* **Exercise input**
↓↓↓

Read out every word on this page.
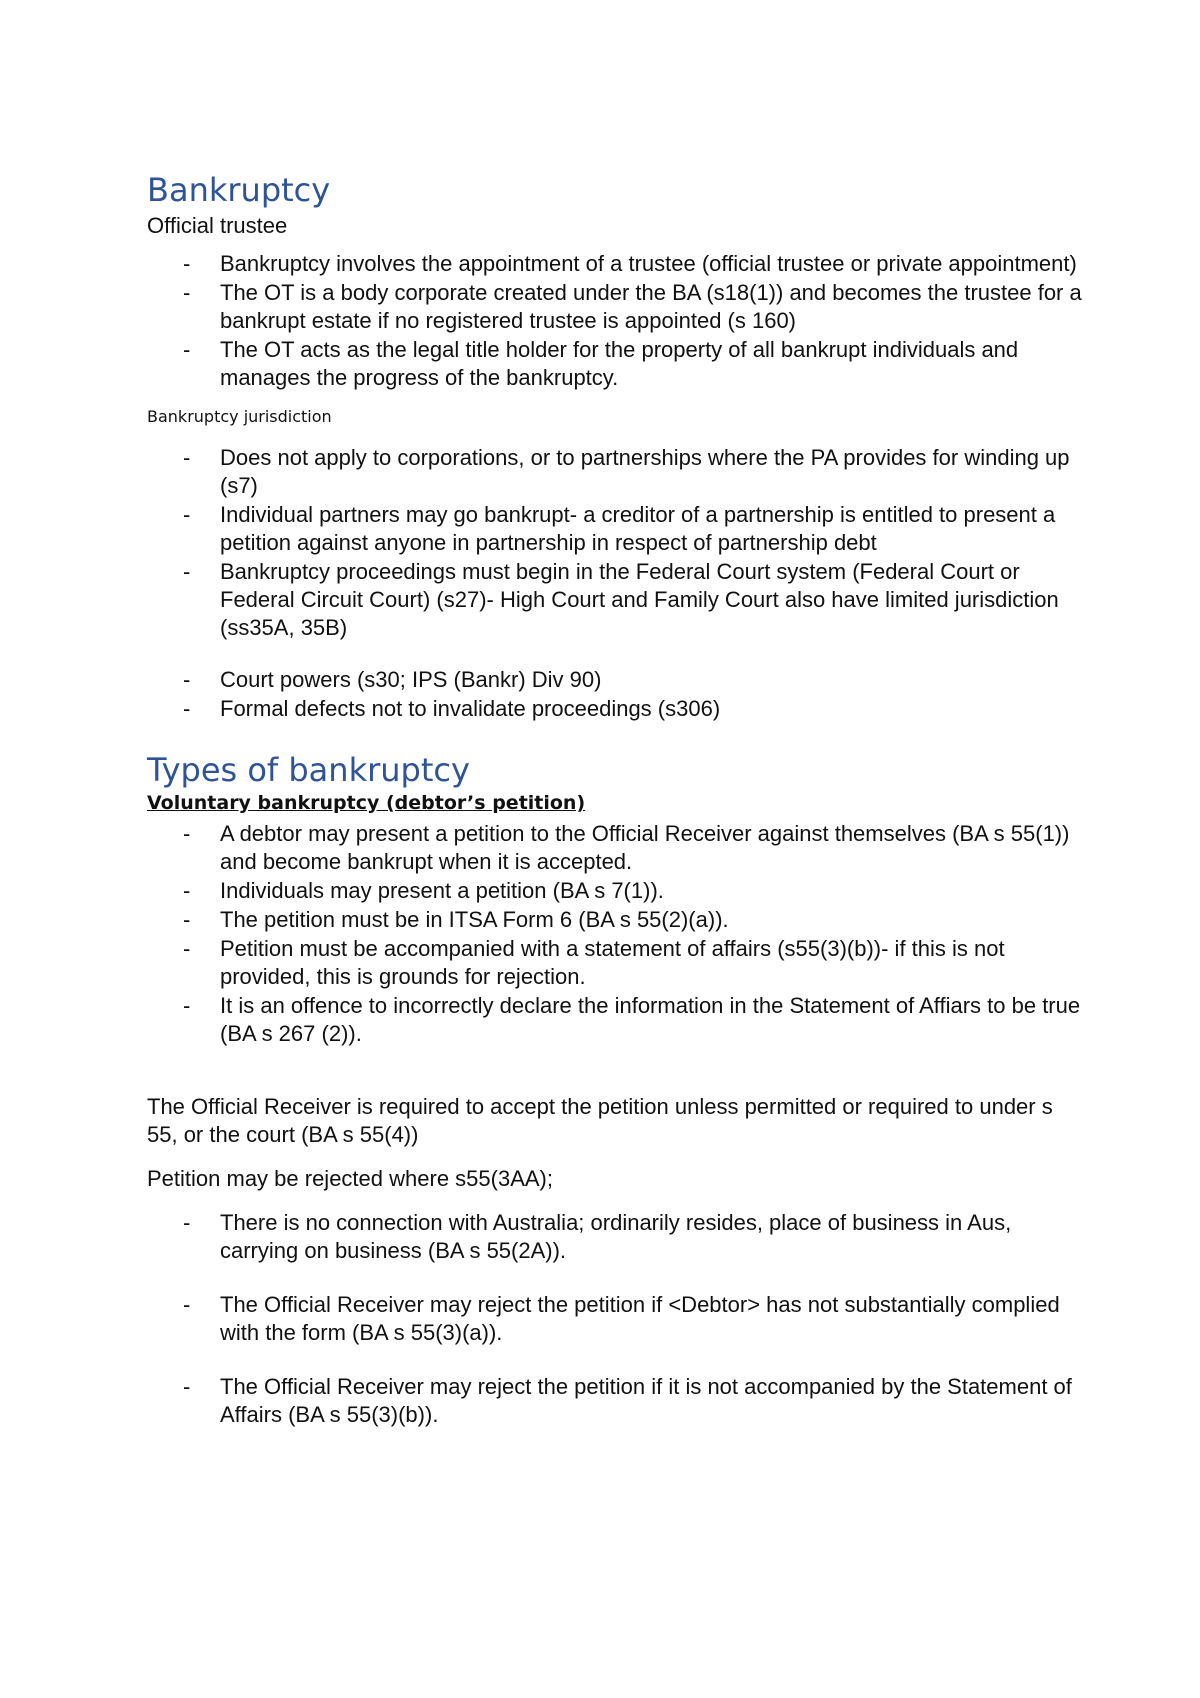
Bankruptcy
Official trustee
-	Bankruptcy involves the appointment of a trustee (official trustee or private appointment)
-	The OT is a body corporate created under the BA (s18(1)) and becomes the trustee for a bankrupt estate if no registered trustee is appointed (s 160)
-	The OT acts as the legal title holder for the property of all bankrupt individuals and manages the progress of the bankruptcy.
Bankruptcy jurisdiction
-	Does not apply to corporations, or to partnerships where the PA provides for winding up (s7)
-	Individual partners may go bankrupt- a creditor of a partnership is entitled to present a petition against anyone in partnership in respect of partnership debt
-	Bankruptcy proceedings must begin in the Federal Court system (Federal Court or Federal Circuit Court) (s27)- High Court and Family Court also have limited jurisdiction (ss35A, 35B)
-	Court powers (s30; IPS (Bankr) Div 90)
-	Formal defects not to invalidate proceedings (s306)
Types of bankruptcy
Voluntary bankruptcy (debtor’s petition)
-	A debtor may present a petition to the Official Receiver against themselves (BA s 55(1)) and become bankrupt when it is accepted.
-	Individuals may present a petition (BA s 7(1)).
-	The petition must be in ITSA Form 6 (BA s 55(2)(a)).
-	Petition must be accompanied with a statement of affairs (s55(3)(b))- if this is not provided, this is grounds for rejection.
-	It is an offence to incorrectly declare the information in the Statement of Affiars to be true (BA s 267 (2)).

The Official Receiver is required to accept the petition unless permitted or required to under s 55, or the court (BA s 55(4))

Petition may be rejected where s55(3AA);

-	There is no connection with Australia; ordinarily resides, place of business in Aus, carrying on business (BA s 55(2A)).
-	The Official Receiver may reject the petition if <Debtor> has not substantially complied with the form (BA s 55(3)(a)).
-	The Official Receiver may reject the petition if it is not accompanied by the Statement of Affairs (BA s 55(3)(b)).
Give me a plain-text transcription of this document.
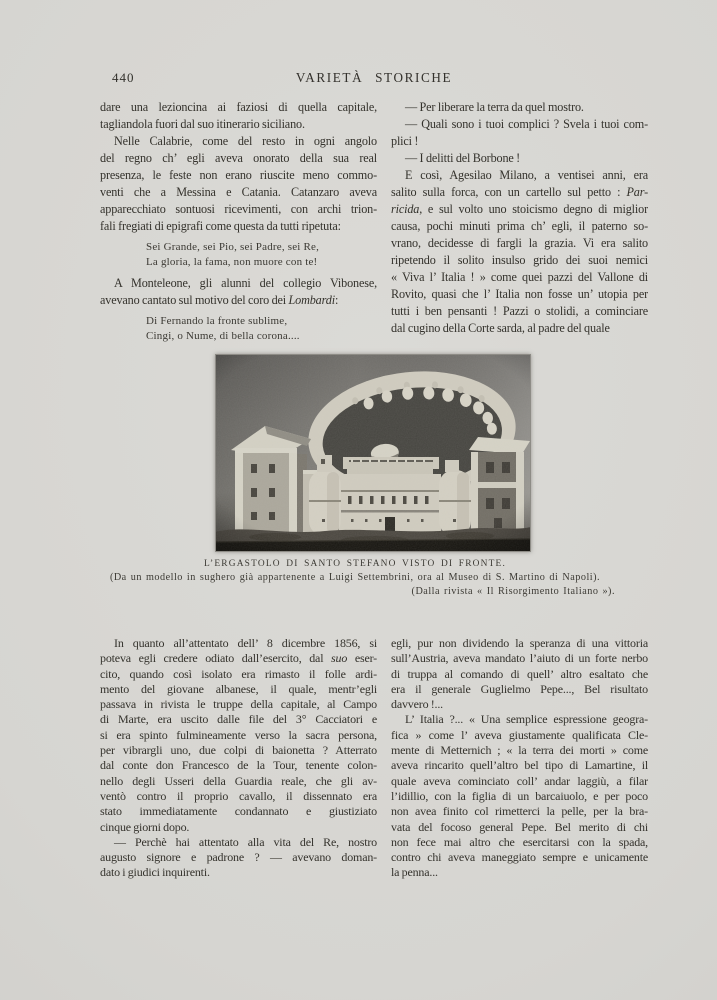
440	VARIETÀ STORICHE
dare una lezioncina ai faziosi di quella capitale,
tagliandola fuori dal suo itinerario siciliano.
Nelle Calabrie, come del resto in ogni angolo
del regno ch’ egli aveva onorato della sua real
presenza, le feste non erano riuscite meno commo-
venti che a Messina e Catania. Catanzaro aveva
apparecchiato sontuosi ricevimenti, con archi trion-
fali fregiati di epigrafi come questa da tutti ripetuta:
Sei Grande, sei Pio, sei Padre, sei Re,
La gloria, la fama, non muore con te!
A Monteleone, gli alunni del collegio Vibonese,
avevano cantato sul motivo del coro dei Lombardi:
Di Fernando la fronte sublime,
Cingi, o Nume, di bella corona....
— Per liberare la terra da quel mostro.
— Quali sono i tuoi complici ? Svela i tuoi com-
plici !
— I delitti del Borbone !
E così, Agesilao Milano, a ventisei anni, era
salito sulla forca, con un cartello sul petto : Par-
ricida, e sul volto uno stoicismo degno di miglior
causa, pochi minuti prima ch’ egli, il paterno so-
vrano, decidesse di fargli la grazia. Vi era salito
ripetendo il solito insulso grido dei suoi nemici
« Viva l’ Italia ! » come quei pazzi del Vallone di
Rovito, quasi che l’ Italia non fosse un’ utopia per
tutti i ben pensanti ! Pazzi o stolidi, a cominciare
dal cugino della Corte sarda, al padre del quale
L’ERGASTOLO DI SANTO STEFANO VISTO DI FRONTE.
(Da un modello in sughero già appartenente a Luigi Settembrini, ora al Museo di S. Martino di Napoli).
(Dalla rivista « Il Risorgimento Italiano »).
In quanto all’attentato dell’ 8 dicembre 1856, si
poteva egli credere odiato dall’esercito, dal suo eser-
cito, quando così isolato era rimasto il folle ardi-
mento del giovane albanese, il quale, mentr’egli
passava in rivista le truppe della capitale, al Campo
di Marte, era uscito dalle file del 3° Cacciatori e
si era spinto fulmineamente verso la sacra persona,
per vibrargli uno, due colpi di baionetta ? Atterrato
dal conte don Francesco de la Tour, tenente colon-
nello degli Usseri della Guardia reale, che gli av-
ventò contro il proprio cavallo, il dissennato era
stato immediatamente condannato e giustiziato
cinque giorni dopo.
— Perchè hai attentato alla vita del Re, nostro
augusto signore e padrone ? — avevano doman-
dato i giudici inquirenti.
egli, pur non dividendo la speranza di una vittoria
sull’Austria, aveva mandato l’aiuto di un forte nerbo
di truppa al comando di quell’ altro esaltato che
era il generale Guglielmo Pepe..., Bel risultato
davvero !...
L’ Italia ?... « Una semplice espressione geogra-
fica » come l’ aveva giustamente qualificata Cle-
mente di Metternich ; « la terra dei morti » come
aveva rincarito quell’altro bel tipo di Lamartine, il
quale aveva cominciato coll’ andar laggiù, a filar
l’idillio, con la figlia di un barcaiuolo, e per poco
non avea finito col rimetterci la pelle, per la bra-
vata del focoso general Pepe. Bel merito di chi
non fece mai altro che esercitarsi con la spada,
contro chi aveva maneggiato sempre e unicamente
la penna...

↑↑↑

* **Direction**
Each line containing "jurisdiction" counts once; state the total number of such lines and nothing else.

* **Result**
2